Figure record listings:
***

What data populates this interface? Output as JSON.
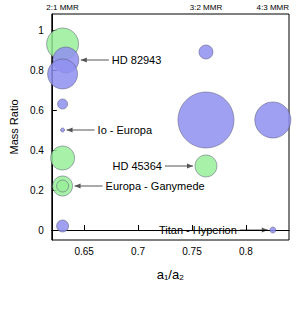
{
  "chart_data": {
    "type": "scatter",
    "x_label": "a₁/a₂",
    "y_label": "Mass Ratio",
    "x": [
      0.63,
      0.633,
      0.63,
      0.63,
      0.63,
      0.63,
      0.63,
      0.63,
      0.63,
      0.763,
      0.763,
      0.763,
      0.825,
      0.825
    ],
    "values": [
      0.93,
      0.85,
      0.78,
      0.63,
      0.5,
      0.36,
      0.22,
      0.22,
      0.02,
      0.89,
      0.55,
      0.32,
      0.55,
      0.0
    ],
    "sizes": [
      32,
      26,
      30,
      10,
      4,
      24,
      20,
      12,
      12,
      14,
      56,
      22,
      36,
      6
    ],
    "colors": [
      "#99ee99",
      "#8f8ff0",
      "#8f8ff0",
      "#8f8ff0",
      "#8f8ff0",
      "#99ee99",
      "#99ee99",
      "#99ee99",
      "#8f8ff0",
      "#8f8ff0",
      "#8f8ff0",
      "#99ee99",
      "#8f8ff0",
      "#8f8ff0"
    ],
    "xlim": [
      0.62,
      0.84
    ],
    "xticks": [
      0.65,
      0.7,
      0.75,
      0.8
    ],
    "ylim": [
      -0.05,
      1.08
    ],
    "yticks": [
      0,
      0.2,
      0.4,
      0.6,
      0.8,
      1
    ],
    "grid": false,
    "resonances": [
      {
        "label": "2:1 MMR",
        "x": 0.63
      },
      {
        "label": "3:2 MMR",
        "x": 0.763
      },
      {
        "label": "4:3 MMR",
        "x": 0.825
      }
    ],
    "annotations": [
      {
        "text": "HD 82943",
        "x": 0.633,
        "y": 0.85
      },
      {
        "text": "Io - Europa",
        "x": 0.63,
        "y": 0.5
      },
      {
        "text": "Europa - Ganymede",
        "x": 0.63,
        "y": 0.22
      },
      {
        "text": "HD 45364",
        "x": 0.763,
        "y": 0.32
      },
      {
        "text": "Titan - Hyperion",
        "x": 0.825,
        "y": 0.0
      }
    ]
  }
}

***

In the records above, how many lines hold the string "Europa"? Reply with only the number.

2